> _SHORT PROBLEM_
Quote all entries in full, exactly.

Dataset records
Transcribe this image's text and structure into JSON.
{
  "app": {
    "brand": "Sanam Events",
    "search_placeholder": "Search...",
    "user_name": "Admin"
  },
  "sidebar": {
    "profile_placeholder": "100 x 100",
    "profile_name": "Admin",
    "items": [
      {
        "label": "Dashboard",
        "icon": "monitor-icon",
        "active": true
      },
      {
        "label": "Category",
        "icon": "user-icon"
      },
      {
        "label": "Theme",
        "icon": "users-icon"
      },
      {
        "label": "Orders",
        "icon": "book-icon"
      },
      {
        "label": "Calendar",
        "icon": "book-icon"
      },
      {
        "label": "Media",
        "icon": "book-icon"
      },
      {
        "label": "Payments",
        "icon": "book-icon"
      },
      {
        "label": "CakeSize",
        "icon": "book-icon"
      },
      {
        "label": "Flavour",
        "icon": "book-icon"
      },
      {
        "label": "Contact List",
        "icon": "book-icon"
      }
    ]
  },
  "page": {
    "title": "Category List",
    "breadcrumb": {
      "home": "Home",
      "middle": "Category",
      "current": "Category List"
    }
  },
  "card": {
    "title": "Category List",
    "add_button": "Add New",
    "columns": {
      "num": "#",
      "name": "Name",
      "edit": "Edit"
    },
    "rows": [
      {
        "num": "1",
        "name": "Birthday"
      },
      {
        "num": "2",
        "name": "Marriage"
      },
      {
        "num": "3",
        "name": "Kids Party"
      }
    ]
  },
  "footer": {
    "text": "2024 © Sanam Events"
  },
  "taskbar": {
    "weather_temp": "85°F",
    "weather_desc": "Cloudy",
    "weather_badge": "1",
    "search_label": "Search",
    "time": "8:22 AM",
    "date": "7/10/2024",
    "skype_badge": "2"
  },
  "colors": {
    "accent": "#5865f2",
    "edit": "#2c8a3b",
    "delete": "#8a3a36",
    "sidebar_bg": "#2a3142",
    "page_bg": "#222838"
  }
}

> _ANSWER TO THE PROBLEM_
Transcribe this image's text and structure into JSON.
{
  "app": {
    "brand": "Sanam Events",
    "search_placeholder": "Search...",
    "user_name": "Admin"
  },
  "sidebar": {
    "profile_placeholder": "100 x 100",
    "profile_name": "Admin",
    "items": [
      {
        "label": "Dashboard",
        "icon": "monitor-icon",
        "active": true
      },
      {
        "label": "Category",
        "icon": "user-icon"
      },
      {
        "label": "Theme",
        "icon": "users-icon"
      },
      {
        "label": "Orders",
        "icon": "book-icon"
      },
      {
        "label": "Calendar",
        "icon": "book-icon"
      },
      {
        "label": "Media",
        "icon": "book-icon"
      },
      {
        "label": "Payments",
        "icon": "book-icon"
      },
      {
        "label": "CakeSize",
        "icon": "book-icon"
      },
      {
        "label": "Flavour",
        "icon": "book-icon"
      },
      {
        "label": "Contact List",
        "icon": "book-icon"
      }
    ]
  },
  "page": {
    "title": "Category List",
    "breadcrumb": {
      "home": "Home",
      "middle": "Category",
      "current": "Category List"
    }
  },
  "card": {
    "title": "Category List",
    "add_button": "Add New",
    "columns": {
      "num": "#",
      "name": "Name",
      "edit": "Edit"
    },
    "rows": [
      {
        "num": "1",
        "name": "Birthday"
      },
      {
        "num": "2",
        "name": "Marriage"
      },
      {
        "num": "3",
        "name": "Kids Party"
      }
    ]
  },
  "footer": {
    "text": "2024 © Sanam Events"
  },
  "taskbar": {
    "weather_temp": "85°F",
    "weather_desc": "Cloudy",
    "weather_badge": "1",
    "search_label": "Search",
    "time": "8:22 AM",
    "date": "7/10/2024",
    "skype_badge": "2"
  },
  "colors": {
    "accent": "#5865f2",
    "edit": "#2c8a3b",
    "delete": "#8a3a36",
    "sidebar_bg": "#2a3142",
    "page_bg": "#222838"
  }
}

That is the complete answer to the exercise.